>> START Materials provided
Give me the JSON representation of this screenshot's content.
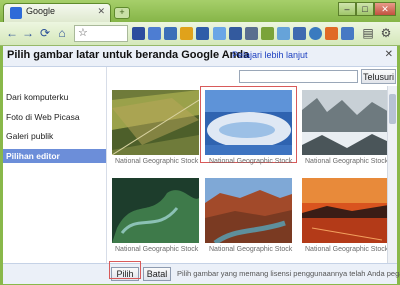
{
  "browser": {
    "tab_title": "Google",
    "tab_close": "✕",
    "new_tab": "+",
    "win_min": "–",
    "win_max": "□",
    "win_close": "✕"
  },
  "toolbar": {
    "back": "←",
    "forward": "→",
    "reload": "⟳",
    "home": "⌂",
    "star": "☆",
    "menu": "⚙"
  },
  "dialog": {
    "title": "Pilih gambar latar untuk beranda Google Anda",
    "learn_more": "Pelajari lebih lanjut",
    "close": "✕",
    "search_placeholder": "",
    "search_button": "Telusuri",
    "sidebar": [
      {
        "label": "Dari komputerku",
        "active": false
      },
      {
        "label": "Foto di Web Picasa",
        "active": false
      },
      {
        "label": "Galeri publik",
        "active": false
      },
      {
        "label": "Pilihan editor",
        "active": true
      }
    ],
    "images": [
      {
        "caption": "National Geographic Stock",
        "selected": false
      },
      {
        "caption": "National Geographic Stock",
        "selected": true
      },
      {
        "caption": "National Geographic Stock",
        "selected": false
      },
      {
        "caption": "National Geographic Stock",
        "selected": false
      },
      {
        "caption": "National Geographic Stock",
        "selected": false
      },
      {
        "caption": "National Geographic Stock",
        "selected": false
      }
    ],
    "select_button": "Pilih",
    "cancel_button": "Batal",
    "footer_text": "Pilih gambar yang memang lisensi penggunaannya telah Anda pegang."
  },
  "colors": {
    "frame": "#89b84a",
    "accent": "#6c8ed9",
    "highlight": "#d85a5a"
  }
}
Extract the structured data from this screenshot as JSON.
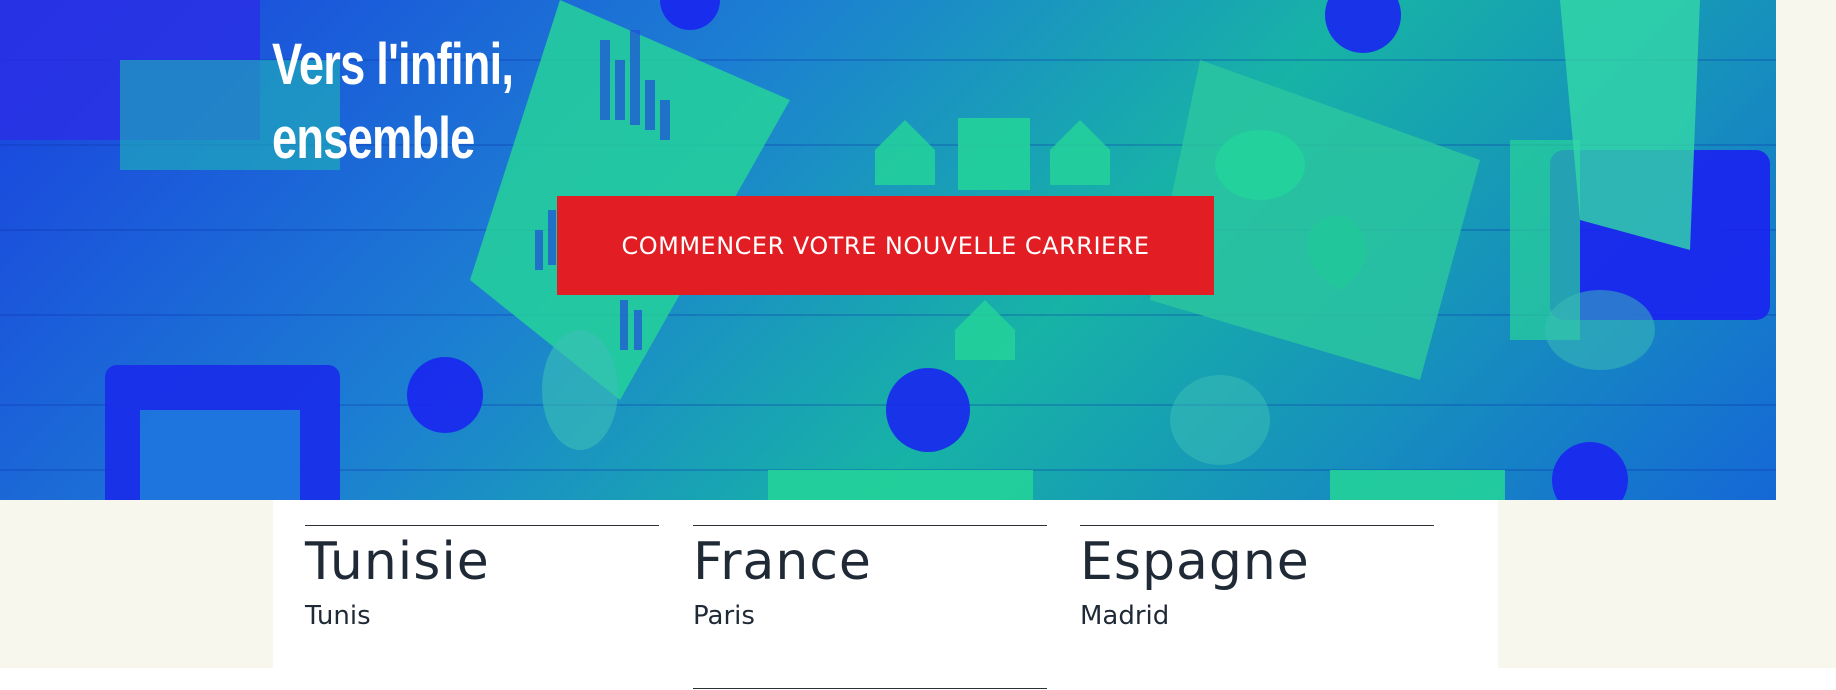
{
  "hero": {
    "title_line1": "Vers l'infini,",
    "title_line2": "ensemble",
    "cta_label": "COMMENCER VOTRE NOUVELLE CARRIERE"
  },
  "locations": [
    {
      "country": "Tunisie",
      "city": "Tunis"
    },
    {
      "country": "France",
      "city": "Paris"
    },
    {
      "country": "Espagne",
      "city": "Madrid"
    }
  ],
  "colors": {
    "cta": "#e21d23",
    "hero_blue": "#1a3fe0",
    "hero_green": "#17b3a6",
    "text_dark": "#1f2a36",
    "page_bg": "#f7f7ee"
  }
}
>> END Materials provided
> Objective: The records above need to be given again exactly. Omit the pictures.

> Right answer:
Give me the JSON representation of this screenshot's content.
{
  "browser": {
    "tab_title": "Google",
    "tab_close": "✕",
    "new_tab": "+",
    "win_min": "–",
    "win_max": "□",
    "win_close": "✕"
  },
  "toolbar": {
    "back": "←",
    "forward": "→",
    "reload": "⟳",
    "home": "⌂",
    "star": "☆",
    "menu": "⚙"
  },
  "dialog": {
    "title": "Pilih gambar latar untuk beranda Google Anda",
    "learn_more": "Pelajari lebih lanjut",
    "close": "✕",
    "search_placeholder": "",
    "search_button": "Telusuri",
    "sidebar": [
      {
        "label": "Dari komputerku",
        "active": false
      },
      {
        "label": "Foto di Web Picasa",
        "active": false
      },
      {
        "label": "Galeri publik",
        "active": false
      },
      {
        "label": "Pilihan editor",
        "active": true
      }
    ],
    "images": [
      {
        "caption": "National Geographic Stock",
        "selected": false
      },
      {
        "caption": "National Geographic Stock",
        "selected": true
      },
      {
        "caption": "National Geographic Stock",
        "selected": false
      },
      {
        "caption": "National Geographic Stock",
        "selected": false
      },
      {
        "caption": "National Geographic Stock",
        "selected": false
      },
      {
        "caption": "National Geographic Stock",
        "selected": false
      }
    ],
    "select_button": "Pilih",
    "cancel_button": "Batal",
    "footer_text": "Pilih gambar yang memang lisensi penggunaannya telah Anda pegang."
  },
  "colors": {
    "frame": "#89b84a",
    "accent": "#6c8ed9",
    "highlight": "#d85a5a"
  }
}
Extract the structured data from this screenshot as JSON.
{
  "hero": {
    "title_line1": "Vers l'infini,",
    "title_line2": "ensemble",
    "cta_label": "COMMENCER VOTRE NOUVELLE CARRIERE"
  },
  "locations": [
    {
      "country": "Tunisie",
      "city": "Tunis"
    },
    {
      "country": "France",
      "city": "Paris"
    },
    {
      "country": "Espagne",
      "city": "Madrid"
    }
  ],
  "colors": {
    "cta": "#e21d23",
    "hero_blue": "#1a3fe0",
    "hero_green": "#17b3a6",
    "text_dark": "#1f2a36",
    "page_bg": "#f7f7ee"
  }
}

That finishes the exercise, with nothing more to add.